Filter the entries, keeping every line with the word "nhiễm".

◆ ◆ ◆ ◆

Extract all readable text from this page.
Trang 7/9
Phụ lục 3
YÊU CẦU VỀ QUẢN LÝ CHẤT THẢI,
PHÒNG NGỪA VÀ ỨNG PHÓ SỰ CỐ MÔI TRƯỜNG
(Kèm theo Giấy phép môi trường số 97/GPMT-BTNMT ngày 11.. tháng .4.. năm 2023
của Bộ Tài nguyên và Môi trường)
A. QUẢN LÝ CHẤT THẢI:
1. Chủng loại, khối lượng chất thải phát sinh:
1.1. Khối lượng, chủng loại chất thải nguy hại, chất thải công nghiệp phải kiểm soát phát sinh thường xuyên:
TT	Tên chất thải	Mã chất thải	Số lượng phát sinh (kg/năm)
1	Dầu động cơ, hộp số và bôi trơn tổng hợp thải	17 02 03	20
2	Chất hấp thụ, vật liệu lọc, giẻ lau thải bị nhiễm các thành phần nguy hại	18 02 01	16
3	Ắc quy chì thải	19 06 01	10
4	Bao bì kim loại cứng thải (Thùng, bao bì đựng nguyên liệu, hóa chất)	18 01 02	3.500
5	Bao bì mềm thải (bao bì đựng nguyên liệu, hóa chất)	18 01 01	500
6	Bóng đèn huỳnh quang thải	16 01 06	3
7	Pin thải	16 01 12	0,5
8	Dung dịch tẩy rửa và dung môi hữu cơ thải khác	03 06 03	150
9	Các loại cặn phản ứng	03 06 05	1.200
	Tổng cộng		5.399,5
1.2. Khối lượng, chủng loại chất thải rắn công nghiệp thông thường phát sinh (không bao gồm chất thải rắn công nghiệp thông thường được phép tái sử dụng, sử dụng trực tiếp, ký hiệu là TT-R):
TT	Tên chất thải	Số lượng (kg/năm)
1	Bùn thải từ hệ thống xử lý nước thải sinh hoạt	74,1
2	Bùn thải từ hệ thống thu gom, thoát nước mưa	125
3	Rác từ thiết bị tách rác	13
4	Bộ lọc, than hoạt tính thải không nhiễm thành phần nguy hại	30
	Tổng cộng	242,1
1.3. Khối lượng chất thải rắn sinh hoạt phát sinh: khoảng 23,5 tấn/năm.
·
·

◆ ◆ ◆ ◆

* Answer *
2	Chất hấp thụ, vật liệu lọc, giẻ lau thải bị nhiễm các thành phần nguy hại	18 02 01	16
4	Bộ lọc, than hoạt tính thải không nhiễm thành phần nguy hại	30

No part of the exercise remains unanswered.